• [Written instruction]: Your task is to repeat, word for word, the line containing "Read this page and output its text content." and all lines that follow it to the end of the material, and no other lines.

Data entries
## start

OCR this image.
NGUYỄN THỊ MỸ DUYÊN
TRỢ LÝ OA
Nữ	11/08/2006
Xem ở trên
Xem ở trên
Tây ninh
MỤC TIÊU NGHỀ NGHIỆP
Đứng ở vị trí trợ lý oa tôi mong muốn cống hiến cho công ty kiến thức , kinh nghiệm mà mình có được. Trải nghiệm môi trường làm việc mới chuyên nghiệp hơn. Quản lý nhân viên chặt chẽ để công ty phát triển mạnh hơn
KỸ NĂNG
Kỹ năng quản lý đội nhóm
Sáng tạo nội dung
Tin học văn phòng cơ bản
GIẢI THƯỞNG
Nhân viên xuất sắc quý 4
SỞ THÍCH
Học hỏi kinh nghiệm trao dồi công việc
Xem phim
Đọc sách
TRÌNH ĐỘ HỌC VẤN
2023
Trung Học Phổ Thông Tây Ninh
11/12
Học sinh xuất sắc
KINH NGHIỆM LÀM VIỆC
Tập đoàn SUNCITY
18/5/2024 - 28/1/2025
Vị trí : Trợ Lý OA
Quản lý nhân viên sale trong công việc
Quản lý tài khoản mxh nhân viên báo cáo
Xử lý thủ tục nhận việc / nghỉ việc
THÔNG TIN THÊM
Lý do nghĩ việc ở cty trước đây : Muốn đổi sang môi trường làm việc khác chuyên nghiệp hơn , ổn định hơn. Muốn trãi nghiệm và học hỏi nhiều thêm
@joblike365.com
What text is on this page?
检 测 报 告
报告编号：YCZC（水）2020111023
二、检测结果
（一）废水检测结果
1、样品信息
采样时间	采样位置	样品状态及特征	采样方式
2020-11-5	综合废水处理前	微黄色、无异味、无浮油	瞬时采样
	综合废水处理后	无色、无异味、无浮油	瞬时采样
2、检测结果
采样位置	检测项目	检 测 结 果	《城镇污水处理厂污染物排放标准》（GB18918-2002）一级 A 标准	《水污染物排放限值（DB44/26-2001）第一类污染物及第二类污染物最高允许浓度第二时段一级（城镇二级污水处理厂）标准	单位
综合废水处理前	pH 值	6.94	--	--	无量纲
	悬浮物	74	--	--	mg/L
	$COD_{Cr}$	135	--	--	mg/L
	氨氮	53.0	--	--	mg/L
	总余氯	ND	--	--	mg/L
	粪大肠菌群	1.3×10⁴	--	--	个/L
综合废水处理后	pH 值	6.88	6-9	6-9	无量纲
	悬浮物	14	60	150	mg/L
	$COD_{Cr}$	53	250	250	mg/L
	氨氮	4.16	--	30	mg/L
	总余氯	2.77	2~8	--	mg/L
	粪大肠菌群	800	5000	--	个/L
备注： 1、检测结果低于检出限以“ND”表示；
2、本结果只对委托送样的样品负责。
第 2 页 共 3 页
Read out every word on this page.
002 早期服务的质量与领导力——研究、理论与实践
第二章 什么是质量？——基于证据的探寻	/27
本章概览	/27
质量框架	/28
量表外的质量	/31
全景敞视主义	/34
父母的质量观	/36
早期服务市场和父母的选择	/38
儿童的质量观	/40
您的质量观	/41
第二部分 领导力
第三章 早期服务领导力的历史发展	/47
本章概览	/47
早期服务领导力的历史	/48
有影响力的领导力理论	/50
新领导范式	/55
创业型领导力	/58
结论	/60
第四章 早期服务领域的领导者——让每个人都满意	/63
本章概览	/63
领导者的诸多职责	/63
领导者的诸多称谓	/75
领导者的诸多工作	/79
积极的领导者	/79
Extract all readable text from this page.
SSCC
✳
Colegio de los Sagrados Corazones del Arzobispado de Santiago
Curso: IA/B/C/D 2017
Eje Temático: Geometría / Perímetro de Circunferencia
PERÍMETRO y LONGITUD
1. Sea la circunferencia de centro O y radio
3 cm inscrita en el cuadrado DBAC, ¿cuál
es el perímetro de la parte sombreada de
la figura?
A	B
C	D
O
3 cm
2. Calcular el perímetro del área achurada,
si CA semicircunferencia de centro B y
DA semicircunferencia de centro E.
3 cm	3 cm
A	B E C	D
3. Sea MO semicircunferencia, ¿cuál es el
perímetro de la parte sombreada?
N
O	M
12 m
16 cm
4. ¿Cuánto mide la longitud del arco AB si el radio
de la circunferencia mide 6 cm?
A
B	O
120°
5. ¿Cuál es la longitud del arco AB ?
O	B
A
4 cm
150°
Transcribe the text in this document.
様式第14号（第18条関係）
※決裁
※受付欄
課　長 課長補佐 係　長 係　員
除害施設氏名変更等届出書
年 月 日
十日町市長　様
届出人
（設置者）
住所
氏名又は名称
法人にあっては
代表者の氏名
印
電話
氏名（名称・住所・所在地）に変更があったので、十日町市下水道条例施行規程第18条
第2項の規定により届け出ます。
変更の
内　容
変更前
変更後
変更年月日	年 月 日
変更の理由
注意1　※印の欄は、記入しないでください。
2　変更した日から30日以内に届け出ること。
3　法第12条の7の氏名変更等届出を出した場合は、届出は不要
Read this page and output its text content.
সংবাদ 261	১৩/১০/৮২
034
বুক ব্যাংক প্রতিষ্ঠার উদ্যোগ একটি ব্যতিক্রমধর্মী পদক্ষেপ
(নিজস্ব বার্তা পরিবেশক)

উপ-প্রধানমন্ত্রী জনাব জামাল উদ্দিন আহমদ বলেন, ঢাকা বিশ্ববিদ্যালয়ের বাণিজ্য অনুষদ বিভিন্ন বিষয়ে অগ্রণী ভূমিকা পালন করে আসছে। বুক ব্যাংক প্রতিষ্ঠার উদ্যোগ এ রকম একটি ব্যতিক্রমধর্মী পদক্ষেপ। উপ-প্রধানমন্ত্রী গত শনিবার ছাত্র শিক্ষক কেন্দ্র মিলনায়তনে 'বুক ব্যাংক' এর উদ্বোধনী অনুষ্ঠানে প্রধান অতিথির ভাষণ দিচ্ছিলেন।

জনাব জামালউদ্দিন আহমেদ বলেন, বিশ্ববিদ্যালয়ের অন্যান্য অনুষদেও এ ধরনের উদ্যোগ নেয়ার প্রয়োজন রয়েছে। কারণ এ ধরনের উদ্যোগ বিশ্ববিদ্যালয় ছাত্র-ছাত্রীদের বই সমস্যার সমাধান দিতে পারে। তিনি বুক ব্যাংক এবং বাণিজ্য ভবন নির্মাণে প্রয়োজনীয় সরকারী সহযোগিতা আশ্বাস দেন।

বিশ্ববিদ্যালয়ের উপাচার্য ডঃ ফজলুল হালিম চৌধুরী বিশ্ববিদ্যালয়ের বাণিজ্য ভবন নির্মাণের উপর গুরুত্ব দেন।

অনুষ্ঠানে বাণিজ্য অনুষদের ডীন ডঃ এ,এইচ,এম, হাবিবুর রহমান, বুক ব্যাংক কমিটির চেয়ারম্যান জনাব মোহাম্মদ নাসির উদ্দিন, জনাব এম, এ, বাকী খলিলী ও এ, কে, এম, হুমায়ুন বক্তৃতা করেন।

## end

• [Complete output]:
Read this page and output its text content.
সংবাদ 261	১৩/১০/৮২
034
বুক ব্যাংক প্রতিষ্ঠার উদ্যোগ একটি ব্যতিক্রমধর্মী পদক্ষেপ
(নিজস্ব বার্তা পরিবেশক)

উপ-প্রধানমন্ত্রী জনাব জামাল উদ্দিন আহমদ বলেন, ঢাকা বিশ্ববিদ্যালয়ের বাণিজ্য অনুষদ বিভিন্ন বিষয়ে অগ্রণী ভূমিকা পালন করে আসছে। বুক ব্যাংক প্রতিষ্ঠার উদ্যোগ এ রকম একটি ব্যতিক্রমধর্মী পদক্ষেপ। উপ-প্রধানমন্ত্রী গত শনিবার ছাত্র শিক্ষক কেন্দ্র মিলনায়তনে 'বুক ব্যাংক' এর উদ্বোধনী অনুষ্ঠানে প্রধান অতিথির ভাষণ দিচ্ছিলেন।

জনাব জামালউদ্দিন আহমেদ বলেন, বিশ্ববিদ্যালয়ের অন্যান্য অনুষদেও এ ধরনের উদ্যোগ নেয়ার প্রয়োজন রয়েছে। কারণ এ ধরনের উদ্যোগ বিশ্ববিদ্যালয় ছাত্র-ছাত্রীদের বই সমস্যার সমাধান দিতে পারে। তিনি বুক ব্যাংক এবং বাণিজ্য ভবন নির্মাণে প্রয়োজনীয় সরকারী সহযোগিতা আশ্বাস দেন।

বিশ্ববিদ্যালয়ের উপাচার্য ডঃ ফজলুল হালিম চৌধুরী বিশ্ববিদ্যালয়ের বাণিজ্য ভবন নির্মাণের উপর গুরুত্ব দেন।

অনুষ্ঠানে বাণিজ্য অনুষদের ডীন ডঃ এ,এইচ,এম, হাবিবুর রহমান, বুক ব্যাংক কমিটির চেয়ারম্যান জনাব মোহাম্মদ নাসির উদ্দিন, জনাব এম, এ, বাকী খলিলী ও এ, কে, এম, হুমায়ুন বক্তৃতা করেন।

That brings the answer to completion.